(Entries in a dataset)

================================

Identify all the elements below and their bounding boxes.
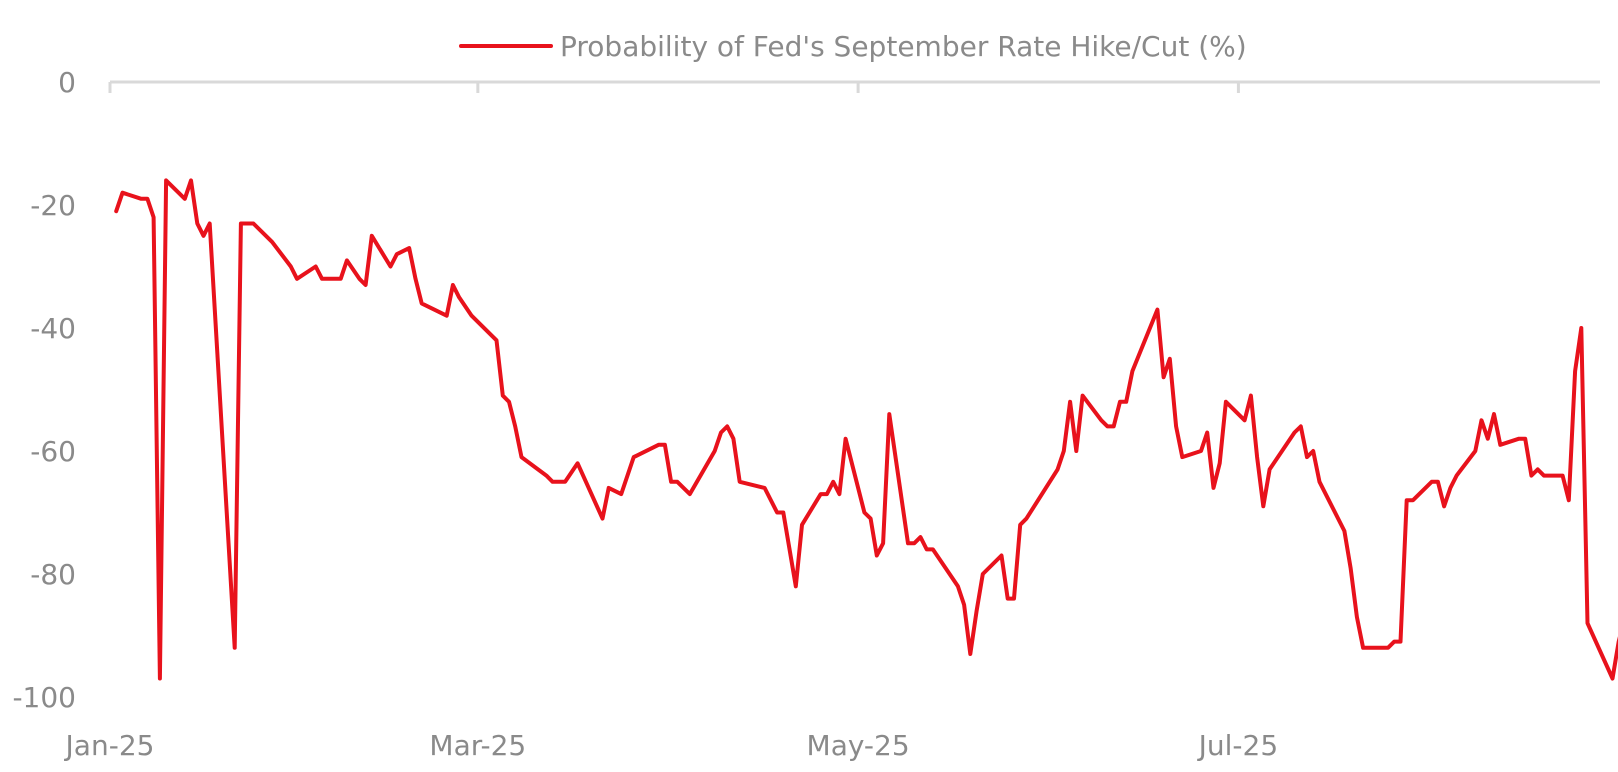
y-tick-label: -100 xyxy=(12,681,76,714)
y-tick-label: -80 xyxy=(30,558,76,591)
y-tick-label: 0 xyxy=(58,66,76,99)
y-tick-label: -40 xyxy=(30,312,76,345)
x-tick-label: Jul-25 xyxy=(1197,729,1279,762)
x-axis-tick-labels: Jan-25 Mar-25 May-25 Jul-25 xyxy=(64,729,1279,762)
chart-series xyxy=(114,178,1618,681)
y-tick-label: -20 xyxy=(30,189,76,222)
series-line xyxy=(114,178,1618,681)
y-axis-tick-labels: 0 -20 -40 -60 -80 -100 xyxy=(12,66,76,714)
x-tick-label: May-25 xyxy=(807,729,910,762)
legend-label: Probability of Fed's September Rate Hike… xyxy=(560,30,1247,63)
y-tick-label: -60 xyxy=(30,435,76,468)
x-tick-label: Jan-25 xyxy=(64,729,155,762)
chart-axes xyxy=(108,80,1600,93)
chart-legend: Probability of Fed's September Rate Hike… xyxy=(459,30,1247,63)
x-tick-label: Mar-25 xyxy=(429,729,526,762)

================================

Recast the lines beginning with the one containing "y-tick-label: -100 xyxy=(12,681,76,714)" and continuing through the last line of the entries as a JSON list of strings, one string per line, with blank lines omitted.

[Solution for this exercise]:
[
  "y-tick-label: -100 xyxy=(12,681,76,714)",
  "y-tick-label: -80 xyxy=(30,558,76,591)",
  "y-tick-label: 0 xyxy=(58,66,76,99)",
  "y-tick-label: -40 xyxy=(30,312,76,345)",
  "x-tick-label: Jul-25 xyxy=(1197,729,1279,762)",
  "x-axis-tick-labels: Jan-25 Mar-25 May-25 Jul-25 xyxy=(64,729,1279,762)",
  "chart-series xyxy=(114,178,1618,681)",
  "y-tick-label: -20 xyxy=(30,189,76,222)",
  "series-line xyxy=(114,178,1618,681)",
  "y-axis-tick-labels: 0 -20 -40 -60 -80 -100 xyxy=(12,66,76,714)",
  "x-tick-label: May-25 xyxy=(807,729,910,762)",
  "legend-label: Probability of Fed's September Rate Hike… xyxy=(560,30,1247,63)",
  "y-tick-label: -60 xyxy=(30,435,76,468)",
  "x-tick-label: Jan-25 xyxy=(64,729,155,762)",
  "chart-axes xyxy=(108,80,1600,93)",
  "chart-legend: Probability of Fed's September Rate Hike… xyxy=(459,30,1247,63)",
  "x-tick-label: Mar-25 xyxy=(429,729,526,762)"
]